Items from a figure collection:
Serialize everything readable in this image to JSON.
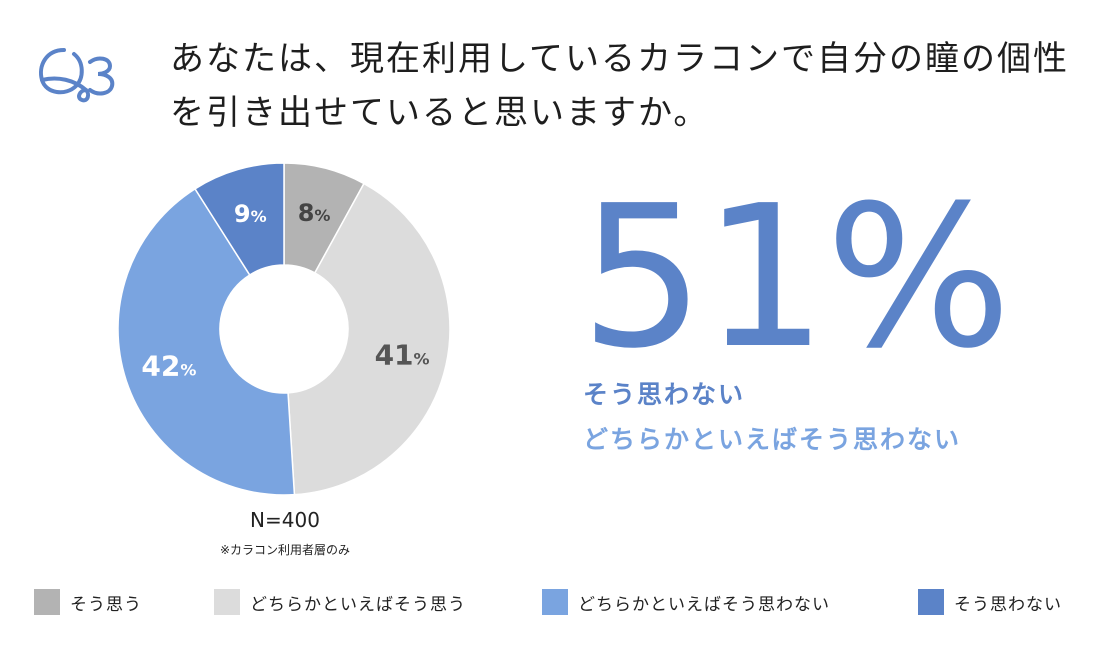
{
  "question": "あなたは、現在利用しているカラコンで自分の瞳の個性を引き出せていると思いますか。",
  "q_mark": "Q3",
  "n_label": "N=400",
  "note": "※カラコン利用者層のみ",
  "highlight": {
    "value": "51%",
    "line1": "そう思わない",
    "line2": "どちらかといえばそう思わない"
  },
  "colors": {
    "accent": "#5b83c8",
    "accent_light": "#7aa4e0"
  },
  "chart_data": {
    "type": "pie",
    "donut": true,
    "start": "top, clockwise",
    "slices": [
      {
        "label": "そう思う",
        "value": 8,
        "display": "8%",
        "color": "#b3b3b3"
      },
      {
        "label": "どちらかといえばそう思う",
        "value": 41,
        "display": "41%",
        "color": "#dcdcdc"
      },
      {
        "label": "どちらかといえばそう思わない",
        "value": 42,
        "display": "42%",
        "color": "#7aa4e0"
      },
      {
        "label": "そう思わない",
        "value": 9,
        "display": "9%",
        "color": "#5b83c8"
      }
    ],
    "legend_position": "bottom"
  }
}
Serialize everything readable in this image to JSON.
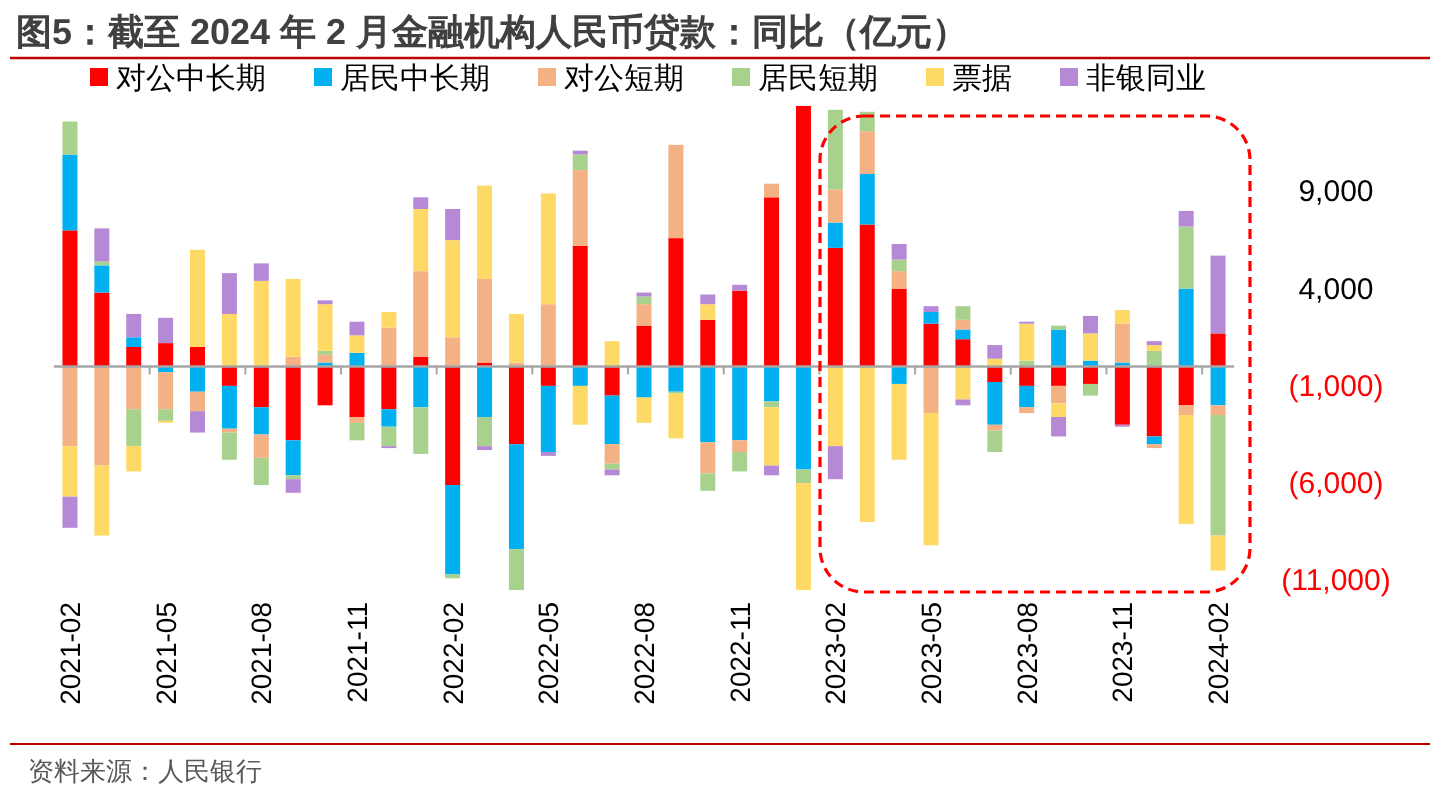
{
  "chart_data": {
    "type": "bar",
    "stacked": true,
    "title": "图5：截至 2024 年 2 月金融机构人民币贷款：同比（亿元）",
    "categories": [
      "2021-02",
      null,
      null,
      "2021-05",
      null,
      null,
      "2021-08",
      null,
      null,
      "2021-11",
      null,
      null,
      "2022-02",
      null,
      null,
      "2022-05",
      null,
      null,
      "2022-08",
      null,
      null,
      "2022-11",
      null,
      null,
      "2023-02",
      null,
      null,
      "2023-05",
      null,
      null,
      "2023-08",
      null,
      null,
      "2023-11",
      null,
      null,
      "2024-02"
    ],
    "series": [
      {
        "name": "对公中长期",
        "color": "#ff0000",
        "values": [
          7000,
          3800,
          1000,
          1200,
          1000,
          -1000,
          -2100,
          -3800,
          -2000,
          -2600,
          -2200,
          500,
          -6100,
          200,
          -4000,
          -1000,
          6200,
          -1500,
          2100,
          6600,
          2400,
          3900,
          8700,
          13400,
          6100,
          7300,
          4000,
          2200,
          1400,
          -800,
          -1000,
          -1000,
          -900,
          -3000,
          -3600,
          -2000,
          1700
        ]
      },
      {
        "name": "居民中长期",
        "color": "#00b0f0",
        "values": [
          3900,
          1400,
          500,
          -300,
          -1300,
          -2200,
          -1400,
          -1800,
          200,
          700,
          -900,
          -2100,
          -4600,
          -2600,
          -5400,
          -3400,
          -1000,
          -2500,
          -1600,
          -1300,
          -3900,
          -3800,
          -1800,
          -5300,
          1300,
          2600,
          -900,
          600,
          500,
          -2200,
          -1100,
          1900,
          300,
          200,
          -400,
          4000,
          -2000
        ]
      },
      {
        "name": "对公短期",
        "color": "#f4b183",
        "values": [
          -4100,
          -5100,
          -2200,
          -1900,
          -1000,
          -200,
          -1200,
          500,
          400,
          -300,
          2000,
          4400,
          1500,
          4300,
          200,
          3200,
          3900,
          -1000,
          1100,
          4800,
          -1600,
          -600,
          700,
          0,
          1700,
          2200,
          900,
          -2400,
          500,
          -300,
          -300,
          -900,
          0,
          2000,
          -200,
          -500,
          -500
        ]
      },
      {
        "name": "居民短期",
        "color": "#a9d18e",
        "values": [
          1700,
          200,
          -1900,
          -600,
          0,
          -1400,
          -1400,
          -200,
          200,
          -900,
          -1000,
          -2400,
          -200,
          -1500,
          -2100,
          0,
          800,
          -300,
          400,
          -100,
          -900,
          -1000,
          -300,
          -700,
          4100,
          1000,
          600,
          0,
          700,
          -1100,
          300,
          200,
          -600,
          0,
          800,
          3200,
          -6200
        ]
      },
      {
        "name": "票据",
        "color": "#ffd966",
        "values": [
          -2600,
          -3600,
          -1300,
          -100,
          5000,
          2700,
          4400,
          4000,
          2400,
          900,
          800,
          3200,
          5000,
          4800,
          2500,
          5700,
          -2000,
          1300,
          -1300,
          -2300,
          800,
          0,
          -3000,
          -5500,
          -4100,
          -8000,
          -3900,
          -6800,
          -1700,
          400,
          1900,
          -700,
          1400,
          700,
          300,
          -5600,
          -1800
        ]
      },
      {
        "name": "非银同业",
        "color": "#b589d6",
        "values": [
          -1600,
          1700,
          1200,
          1300,
          -1100,
          2100,
          900,
          -700,
          200,
          700,
          -100,
          600,
          1600,
          -200,
          0,
          -200,
          200,
          -300,
          200,
          0,
          500,
          300,
          -500,
          0,
          -1700,
          0,
          800,
          300,
          -300,
          700,
          100,
          -1000,
          900,
          -100,
          200,
          800,
          4000
        ]
      }
    ],
    "ylim": [
      -11500,
      13500
    ],
    "yticks": [
      {
        "value": 9000,
        "label": "9,000"
      },
      {
        "value": 4000,
        "label": "4,000"
      },
      {
        "value": -1000,
        "label": "(1,000)"
      },
      {
        "value": -6000,
        "label": "(6,000)"
      },
      {
        "value": -11000,
        "label": "(11,000)"
      }
    ],
    "legend": "top",
    "annotations": [
      "资料来源：人民银行"
    ]
  }
}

PROBLEM TO WORK ON
Show all lines from the listing above in which "display" appears.

OUTPUT OF THE EXERCISE
        "display": "8%",
        "display": "41%",
        "display": "42%",
        "display": "9%",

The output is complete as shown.